> **Dataset records**
BEGIN

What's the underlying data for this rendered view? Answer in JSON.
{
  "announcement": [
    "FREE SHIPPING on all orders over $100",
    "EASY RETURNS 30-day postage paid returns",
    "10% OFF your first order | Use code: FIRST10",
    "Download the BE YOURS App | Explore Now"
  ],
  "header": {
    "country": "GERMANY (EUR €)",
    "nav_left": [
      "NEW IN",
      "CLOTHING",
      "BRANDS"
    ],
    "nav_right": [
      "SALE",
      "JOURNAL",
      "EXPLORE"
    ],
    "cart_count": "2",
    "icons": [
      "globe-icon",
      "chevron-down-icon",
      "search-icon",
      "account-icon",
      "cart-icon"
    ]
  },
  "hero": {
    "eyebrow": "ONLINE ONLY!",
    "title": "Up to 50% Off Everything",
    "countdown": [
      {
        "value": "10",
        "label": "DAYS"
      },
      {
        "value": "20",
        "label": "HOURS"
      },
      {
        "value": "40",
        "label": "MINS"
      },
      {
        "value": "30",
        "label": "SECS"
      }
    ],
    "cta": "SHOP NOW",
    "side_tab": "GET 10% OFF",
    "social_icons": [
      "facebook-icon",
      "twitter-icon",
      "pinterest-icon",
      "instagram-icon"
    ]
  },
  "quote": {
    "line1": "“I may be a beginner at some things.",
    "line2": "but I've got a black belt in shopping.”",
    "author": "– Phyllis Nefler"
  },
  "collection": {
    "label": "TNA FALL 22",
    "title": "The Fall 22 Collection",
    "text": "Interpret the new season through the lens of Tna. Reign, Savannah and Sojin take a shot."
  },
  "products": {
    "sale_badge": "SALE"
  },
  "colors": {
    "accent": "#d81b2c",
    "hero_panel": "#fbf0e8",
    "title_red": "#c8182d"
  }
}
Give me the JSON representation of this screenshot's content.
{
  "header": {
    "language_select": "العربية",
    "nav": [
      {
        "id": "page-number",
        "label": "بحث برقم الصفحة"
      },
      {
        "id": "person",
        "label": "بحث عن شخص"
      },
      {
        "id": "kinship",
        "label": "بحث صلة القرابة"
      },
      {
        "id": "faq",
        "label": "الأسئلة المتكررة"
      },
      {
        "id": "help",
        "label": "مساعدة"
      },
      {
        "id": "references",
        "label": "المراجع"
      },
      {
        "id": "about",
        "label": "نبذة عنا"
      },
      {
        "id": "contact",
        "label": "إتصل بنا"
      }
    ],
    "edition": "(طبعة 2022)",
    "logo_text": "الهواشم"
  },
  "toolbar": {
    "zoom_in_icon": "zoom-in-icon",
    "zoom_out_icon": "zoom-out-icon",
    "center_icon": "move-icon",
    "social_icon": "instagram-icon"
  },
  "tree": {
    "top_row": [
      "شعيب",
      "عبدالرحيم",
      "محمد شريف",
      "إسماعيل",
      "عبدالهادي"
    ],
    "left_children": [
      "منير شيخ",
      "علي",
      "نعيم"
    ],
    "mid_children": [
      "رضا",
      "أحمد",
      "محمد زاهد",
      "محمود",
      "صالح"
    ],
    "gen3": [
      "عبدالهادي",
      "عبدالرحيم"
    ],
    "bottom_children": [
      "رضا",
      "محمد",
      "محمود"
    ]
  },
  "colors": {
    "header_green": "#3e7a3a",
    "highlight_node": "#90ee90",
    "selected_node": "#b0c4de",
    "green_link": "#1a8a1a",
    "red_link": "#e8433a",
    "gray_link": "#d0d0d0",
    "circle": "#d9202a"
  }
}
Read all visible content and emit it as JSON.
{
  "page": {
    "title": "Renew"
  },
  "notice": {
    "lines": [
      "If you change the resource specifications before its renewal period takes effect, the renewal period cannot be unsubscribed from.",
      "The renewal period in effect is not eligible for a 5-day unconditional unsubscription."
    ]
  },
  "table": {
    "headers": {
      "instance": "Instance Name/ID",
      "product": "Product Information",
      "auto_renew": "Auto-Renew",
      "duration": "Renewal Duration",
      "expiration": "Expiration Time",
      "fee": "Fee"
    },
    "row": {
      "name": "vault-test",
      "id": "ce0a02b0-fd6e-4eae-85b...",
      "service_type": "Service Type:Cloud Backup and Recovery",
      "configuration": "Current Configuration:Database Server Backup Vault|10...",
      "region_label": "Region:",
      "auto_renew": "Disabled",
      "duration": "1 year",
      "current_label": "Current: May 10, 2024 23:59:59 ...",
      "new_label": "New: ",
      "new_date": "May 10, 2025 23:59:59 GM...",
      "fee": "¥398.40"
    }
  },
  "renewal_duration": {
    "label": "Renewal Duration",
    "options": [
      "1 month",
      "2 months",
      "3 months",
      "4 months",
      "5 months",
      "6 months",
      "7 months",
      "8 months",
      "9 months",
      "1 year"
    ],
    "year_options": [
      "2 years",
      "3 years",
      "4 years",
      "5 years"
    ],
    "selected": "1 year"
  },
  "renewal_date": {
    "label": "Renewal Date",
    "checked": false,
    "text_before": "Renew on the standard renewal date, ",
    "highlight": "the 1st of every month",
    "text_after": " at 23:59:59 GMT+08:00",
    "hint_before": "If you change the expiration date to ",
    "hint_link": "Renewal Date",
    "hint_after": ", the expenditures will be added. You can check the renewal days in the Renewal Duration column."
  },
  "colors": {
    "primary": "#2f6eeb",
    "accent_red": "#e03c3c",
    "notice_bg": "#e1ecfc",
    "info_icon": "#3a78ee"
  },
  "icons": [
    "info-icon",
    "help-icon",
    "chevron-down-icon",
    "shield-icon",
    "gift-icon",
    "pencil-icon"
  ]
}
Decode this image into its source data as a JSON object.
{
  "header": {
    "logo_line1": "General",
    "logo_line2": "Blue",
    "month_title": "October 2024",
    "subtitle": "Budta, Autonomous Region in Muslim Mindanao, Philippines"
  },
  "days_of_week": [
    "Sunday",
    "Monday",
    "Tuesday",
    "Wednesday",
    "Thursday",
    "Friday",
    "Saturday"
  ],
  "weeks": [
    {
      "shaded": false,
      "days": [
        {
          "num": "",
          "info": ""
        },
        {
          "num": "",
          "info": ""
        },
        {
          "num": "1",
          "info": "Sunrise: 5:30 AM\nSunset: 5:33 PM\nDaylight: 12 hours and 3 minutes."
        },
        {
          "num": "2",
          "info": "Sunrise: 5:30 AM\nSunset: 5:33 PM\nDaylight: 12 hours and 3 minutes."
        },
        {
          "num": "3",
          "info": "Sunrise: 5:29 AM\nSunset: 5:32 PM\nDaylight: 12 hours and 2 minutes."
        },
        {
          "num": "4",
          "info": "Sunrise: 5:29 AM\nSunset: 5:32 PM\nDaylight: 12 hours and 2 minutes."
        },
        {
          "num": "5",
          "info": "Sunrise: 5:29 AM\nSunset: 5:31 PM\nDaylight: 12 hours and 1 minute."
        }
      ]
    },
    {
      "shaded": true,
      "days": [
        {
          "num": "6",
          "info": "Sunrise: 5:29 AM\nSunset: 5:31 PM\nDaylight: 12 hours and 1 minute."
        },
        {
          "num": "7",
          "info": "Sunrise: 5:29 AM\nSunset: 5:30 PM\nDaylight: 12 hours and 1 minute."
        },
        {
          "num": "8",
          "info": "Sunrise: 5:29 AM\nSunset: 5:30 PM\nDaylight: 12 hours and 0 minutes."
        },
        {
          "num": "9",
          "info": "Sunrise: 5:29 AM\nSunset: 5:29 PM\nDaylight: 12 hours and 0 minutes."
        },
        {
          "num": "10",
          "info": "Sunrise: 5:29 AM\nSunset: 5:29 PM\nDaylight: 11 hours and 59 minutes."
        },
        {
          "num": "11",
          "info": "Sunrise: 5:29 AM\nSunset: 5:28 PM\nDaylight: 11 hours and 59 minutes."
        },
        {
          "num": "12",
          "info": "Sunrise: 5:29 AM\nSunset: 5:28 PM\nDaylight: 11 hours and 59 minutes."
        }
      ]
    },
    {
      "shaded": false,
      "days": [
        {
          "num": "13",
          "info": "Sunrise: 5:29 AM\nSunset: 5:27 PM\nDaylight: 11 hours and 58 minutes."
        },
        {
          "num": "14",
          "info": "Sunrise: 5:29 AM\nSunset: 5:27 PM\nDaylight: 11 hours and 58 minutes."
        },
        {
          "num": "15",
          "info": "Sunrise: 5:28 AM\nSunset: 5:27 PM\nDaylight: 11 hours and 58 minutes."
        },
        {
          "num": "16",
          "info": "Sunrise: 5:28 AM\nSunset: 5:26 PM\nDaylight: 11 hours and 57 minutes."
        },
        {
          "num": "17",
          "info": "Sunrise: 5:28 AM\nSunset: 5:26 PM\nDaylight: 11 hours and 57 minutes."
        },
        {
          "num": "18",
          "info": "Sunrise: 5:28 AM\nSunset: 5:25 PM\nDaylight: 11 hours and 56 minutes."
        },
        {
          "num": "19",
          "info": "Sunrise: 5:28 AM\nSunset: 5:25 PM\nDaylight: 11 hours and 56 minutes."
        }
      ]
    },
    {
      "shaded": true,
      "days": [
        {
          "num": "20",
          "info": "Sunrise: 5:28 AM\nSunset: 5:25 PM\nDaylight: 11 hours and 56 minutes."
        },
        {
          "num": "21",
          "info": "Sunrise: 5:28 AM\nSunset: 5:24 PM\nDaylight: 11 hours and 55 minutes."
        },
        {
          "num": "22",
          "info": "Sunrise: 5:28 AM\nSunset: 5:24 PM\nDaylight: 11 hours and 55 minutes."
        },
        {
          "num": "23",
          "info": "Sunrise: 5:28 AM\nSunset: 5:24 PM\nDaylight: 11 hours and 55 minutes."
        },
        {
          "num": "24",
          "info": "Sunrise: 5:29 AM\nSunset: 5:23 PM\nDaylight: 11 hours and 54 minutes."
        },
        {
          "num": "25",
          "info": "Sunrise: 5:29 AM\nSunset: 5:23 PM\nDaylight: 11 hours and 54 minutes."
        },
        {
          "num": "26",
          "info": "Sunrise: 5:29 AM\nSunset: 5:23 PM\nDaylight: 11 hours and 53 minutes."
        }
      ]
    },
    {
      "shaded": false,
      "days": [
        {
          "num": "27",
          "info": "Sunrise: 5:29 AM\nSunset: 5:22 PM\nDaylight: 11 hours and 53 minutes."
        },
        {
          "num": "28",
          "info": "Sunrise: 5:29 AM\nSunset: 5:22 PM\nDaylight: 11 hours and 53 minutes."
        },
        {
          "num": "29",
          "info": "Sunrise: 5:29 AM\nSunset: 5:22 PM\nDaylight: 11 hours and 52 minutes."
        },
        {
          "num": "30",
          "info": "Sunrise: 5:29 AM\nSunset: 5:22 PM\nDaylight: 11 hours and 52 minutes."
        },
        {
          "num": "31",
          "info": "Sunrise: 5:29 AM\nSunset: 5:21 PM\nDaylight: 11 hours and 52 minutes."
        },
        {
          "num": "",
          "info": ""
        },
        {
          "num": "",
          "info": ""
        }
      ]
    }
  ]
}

END

> **WHAT YOU WILL DO**
Lines holding the word "content" in the entries above are the ones to pull out. Copy them all.

> **SOLUTION TO THE EXERCISE**
Give me the JSON representation of this screenshot's content.
Read all visible content and emit it as JSON.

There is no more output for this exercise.